What is asked → Pick out the lines containing "stack".

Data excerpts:
......
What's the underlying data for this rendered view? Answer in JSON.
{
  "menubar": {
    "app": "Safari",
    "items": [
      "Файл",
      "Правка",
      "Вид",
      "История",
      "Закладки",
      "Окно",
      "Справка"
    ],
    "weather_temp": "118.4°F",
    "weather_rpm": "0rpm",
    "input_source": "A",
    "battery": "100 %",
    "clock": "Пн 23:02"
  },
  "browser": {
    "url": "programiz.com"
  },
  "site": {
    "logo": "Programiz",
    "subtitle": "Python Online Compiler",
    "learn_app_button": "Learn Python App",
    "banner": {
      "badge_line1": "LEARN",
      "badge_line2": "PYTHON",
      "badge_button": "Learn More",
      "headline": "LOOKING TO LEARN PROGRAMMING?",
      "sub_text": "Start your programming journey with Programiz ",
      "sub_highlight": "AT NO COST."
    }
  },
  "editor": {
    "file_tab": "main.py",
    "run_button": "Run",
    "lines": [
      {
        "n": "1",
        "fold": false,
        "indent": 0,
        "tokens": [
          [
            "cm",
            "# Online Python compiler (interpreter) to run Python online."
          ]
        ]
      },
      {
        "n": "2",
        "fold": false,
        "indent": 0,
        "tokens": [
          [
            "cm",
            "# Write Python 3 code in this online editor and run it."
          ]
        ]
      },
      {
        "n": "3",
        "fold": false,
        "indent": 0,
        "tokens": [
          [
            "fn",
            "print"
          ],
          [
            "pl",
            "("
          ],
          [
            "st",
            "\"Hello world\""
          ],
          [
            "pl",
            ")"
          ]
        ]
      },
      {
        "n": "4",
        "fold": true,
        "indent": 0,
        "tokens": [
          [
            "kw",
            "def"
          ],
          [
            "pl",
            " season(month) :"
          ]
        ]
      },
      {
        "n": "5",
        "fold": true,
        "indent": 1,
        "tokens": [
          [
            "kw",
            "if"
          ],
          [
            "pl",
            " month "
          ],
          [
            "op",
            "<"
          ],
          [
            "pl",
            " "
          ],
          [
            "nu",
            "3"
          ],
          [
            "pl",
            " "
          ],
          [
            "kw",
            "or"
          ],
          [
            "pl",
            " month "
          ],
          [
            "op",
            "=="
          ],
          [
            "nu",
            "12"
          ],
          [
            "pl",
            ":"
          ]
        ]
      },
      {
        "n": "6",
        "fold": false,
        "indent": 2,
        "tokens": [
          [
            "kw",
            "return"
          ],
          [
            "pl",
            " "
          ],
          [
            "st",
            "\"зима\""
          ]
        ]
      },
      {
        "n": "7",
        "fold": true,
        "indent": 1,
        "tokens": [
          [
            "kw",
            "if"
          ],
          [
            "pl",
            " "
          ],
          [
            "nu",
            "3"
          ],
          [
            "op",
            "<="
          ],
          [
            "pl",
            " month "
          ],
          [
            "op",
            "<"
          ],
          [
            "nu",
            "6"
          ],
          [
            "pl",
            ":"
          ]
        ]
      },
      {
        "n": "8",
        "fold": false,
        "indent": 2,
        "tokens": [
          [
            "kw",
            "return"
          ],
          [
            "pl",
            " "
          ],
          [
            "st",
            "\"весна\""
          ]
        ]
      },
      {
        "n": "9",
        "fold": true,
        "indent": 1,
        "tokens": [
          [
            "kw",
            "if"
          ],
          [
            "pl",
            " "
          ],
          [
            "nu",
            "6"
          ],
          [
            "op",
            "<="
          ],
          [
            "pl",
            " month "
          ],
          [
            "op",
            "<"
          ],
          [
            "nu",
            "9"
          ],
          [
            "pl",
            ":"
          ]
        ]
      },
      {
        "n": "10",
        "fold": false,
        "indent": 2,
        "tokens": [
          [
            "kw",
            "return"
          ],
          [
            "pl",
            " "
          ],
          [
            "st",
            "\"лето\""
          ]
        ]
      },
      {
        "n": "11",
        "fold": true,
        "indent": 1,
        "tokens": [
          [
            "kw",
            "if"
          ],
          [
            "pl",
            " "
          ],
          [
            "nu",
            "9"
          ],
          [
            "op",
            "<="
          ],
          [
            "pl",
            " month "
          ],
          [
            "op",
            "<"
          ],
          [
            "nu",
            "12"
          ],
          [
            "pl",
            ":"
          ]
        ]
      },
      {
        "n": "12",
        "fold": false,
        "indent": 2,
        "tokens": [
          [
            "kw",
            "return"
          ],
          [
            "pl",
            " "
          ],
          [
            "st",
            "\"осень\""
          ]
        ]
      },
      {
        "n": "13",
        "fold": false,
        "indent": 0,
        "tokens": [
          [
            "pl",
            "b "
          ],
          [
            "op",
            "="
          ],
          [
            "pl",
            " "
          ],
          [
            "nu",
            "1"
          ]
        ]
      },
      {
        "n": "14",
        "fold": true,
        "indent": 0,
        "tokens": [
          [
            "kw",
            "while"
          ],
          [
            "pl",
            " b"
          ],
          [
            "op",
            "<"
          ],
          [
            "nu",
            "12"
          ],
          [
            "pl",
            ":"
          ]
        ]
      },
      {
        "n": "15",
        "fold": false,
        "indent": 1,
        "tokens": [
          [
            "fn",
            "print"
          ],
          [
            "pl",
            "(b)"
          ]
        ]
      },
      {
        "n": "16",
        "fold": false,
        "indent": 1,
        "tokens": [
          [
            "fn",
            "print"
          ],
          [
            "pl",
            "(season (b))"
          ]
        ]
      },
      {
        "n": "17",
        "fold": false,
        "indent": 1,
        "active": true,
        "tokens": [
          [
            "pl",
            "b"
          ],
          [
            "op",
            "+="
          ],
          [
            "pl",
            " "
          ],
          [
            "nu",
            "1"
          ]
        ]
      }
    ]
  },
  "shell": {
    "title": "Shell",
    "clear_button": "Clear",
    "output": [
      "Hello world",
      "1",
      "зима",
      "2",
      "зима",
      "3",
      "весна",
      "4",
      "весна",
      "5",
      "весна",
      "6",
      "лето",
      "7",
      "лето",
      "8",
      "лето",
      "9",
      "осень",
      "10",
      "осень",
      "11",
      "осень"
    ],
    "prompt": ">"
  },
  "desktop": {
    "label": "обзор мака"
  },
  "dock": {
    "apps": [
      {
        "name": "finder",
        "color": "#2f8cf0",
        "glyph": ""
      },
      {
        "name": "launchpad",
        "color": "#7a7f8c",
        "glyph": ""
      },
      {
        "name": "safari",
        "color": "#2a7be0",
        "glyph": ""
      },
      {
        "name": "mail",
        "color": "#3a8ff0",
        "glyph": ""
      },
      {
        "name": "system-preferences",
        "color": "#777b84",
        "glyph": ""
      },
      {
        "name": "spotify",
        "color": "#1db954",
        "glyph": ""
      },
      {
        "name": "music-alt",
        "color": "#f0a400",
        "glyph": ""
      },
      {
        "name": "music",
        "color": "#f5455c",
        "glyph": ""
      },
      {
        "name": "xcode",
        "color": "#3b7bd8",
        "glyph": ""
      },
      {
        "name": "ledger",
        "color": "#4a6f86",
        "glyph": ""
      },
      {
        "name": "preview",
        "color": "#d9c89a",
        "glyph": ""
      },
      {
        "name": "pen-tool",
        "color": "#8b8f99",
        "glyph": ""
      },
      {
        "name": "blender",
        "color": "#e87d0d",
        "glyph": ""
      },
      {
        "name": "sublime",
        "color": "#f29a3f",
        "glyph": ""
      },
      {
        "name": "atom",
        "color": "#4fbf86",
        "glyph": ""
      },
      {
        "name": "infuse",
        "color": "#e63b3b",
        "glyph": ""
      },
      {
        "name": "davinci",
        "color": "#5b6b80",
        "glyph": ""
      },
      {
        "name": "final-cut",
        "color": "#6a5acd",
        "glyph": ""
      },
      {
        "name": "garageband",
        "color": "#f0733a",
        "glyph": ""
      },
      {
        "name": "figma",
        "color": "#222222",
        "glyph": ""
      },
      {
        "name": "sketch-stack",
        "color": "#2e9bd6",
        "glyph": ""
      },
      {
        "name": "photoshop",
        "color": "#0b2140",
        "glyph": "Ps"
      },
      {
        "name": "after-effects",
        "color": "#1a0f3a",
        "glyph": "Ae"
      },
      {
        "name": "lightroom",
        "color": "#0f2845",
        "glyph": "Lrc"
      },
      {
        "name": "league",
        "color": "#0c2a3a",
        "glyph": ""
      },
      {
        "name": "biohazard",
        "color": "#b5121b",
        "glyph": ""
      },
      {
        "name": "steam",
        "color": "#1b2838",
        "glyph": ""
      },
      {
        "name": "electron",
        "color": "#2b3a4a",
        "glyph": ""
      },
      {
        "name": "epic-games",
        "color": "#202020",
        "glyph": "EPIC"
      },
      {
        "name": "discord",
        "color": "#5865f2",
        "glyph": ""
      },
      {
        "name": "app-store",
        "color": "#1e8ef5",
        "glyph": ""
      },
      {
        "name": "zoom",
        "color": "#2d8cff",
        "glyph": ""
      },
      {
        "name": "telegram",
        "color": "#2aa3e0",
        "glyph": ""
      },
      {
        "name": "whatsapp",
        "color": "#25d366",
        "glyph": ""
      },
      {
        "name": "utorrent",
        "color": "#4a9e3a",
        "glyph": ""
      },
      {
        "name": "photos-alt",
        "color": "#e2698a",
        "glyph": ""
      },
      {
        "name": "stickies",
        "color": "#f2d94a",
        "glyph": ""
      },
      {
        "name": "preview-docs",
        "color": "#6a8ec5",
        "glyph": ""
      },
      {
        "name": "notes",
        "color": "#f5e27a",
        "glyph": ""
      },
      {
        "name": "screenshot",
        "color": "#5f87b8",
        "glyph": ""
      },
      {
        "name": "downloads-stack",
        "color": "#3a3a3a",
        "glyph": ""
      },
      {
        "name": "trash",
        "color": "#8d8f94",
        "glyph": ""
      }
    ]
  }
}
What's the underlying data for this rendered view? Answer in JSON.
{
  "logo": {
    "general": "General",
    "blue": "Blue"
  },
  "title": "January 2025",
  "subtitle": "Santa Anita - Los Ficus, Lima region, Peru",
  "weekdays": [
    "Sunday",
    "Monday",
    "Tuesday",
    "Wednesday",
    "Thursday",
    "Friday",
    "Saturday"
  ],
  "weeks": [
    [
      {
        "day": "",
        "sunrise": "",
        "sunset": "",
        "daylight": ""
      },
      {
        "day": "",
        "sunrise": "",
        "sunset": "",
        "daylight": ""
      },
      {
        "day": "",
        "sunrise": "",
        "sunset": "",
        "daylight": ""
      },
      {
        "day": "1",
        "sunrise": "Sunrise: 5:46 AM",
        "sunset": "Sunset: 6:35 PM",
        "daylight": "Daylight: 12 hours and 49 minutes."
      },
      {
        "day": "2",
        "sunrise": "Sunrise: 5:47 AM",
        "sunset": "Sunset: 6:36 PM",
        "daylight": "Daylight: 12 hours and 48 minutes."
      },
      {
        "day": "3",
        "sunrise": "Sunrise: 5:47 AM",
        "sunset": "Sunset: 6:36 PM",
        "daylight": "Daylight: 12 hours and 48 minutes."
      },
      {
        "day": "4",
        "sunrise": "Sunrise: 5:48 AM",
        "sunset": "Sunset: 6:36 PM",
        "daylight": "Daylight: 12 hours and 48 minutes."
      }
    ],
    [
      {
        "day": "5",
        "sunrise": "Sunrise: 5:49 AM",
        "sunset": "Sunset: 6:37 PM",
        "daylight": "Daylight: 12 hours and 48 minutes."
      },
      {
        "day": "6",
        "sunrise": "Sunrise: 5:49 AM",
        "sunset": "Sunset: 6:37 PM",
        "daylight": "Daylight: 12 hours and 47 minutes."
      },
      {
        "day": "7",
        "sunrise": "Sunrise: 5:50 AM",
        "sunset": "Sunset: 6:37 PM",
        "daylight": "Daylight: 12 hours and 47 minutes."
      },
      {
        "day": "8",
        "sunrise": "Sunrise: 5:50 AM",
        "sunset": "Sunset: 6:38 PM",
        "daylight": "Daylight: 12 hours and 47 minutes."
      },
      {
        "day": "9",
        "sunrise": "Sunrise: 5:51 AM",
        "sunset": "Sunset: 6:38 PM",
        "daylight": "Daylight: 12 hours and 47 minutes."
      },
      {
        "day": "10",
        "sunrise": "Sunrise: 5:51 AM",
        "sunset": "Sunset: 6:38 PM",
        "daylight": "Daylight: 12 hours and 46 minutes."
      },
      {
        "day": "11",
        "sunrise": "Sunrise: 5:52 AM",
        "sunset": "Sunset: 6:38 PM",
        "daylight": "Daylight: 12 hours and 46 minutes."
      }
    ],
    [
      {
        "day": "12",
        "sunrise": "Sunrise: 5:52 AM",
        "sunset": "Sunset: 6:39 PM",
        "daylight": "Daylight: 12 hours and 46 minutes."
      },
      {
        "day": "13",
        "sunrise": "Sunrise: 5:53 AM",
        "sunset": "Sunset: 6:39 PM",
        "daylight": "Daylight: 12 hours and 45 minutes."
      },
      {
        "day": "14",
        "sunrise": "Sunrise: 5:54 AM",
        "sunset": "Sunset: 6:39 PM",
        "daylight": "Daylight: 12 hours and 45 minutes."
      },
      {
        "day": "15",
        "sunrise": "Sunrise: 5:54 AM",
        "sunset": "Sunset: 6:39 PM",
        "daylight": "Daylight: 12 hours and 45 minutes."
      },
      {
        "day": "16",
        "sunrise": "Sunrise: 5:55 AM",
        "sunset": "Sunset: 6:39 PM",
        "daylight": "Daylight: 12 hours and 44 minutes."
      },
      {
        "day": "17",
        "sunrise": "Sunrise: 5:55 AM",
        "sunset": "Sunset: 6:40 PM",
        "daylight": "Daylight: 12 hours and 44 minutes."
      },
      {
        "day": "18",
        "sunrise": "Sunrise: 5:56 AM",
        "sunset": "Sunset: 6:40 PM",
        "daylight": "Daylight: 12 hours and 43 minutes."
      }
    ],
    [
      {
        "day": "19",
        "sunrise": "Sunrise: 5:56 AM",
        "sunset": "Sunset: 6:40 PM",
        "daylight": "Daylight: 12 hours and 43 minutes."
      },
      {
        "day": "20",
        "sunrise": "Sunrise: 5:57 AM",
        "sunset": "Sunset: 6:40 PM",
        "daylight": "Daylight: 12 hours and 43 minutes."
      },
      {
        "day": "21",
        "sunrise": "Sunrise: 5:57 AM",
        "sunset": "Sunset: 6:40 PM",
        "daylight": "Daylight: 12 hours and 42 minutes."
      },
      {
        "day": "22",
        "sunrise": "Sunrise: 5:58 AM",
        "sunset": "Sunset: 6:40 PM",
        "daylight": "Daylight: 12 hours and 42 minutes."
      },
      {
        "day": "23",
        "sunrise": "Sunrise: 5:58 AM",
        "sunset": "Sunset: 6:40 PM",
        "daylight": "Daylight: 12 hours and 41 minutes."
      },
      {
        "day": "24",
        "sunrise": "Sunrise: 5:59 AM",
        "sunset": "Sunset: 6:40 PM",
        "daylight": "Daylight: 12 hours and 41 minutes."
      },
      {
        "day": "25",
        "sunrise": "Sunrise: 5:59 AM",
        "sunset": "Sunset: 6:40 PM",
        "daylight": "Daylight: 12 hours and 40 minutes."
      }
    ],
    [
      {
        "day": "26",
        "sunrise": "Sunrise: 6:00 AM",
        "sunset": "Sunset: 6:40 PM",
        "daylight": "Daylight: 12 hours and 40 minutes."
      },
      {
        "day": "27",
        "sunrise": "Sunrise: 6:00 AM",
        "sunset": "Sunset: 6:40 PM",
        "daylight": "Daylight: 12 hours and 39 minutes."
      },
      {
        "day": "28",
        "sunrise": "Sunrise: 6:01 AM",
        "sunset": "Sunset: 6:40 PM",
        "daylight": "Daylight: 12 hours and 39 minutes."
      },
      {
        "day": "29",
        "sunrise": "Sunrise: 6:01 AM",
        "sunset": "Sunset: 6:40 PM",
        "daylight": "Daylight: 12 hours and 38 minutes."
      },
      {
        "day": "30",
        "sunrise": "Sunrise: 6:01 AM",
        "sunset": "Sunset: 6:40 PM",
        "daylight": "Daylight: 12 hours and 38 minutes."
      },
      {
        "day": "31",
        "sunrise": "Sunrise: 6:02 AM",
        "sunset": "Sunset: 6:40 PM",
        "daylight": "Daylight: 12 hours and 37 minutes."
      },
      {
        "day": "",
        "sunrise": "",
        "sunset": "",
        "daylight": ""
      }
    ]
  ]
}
......
Exercise answer →
        "name": "sketch-stack",
        "name": "downloads-stack",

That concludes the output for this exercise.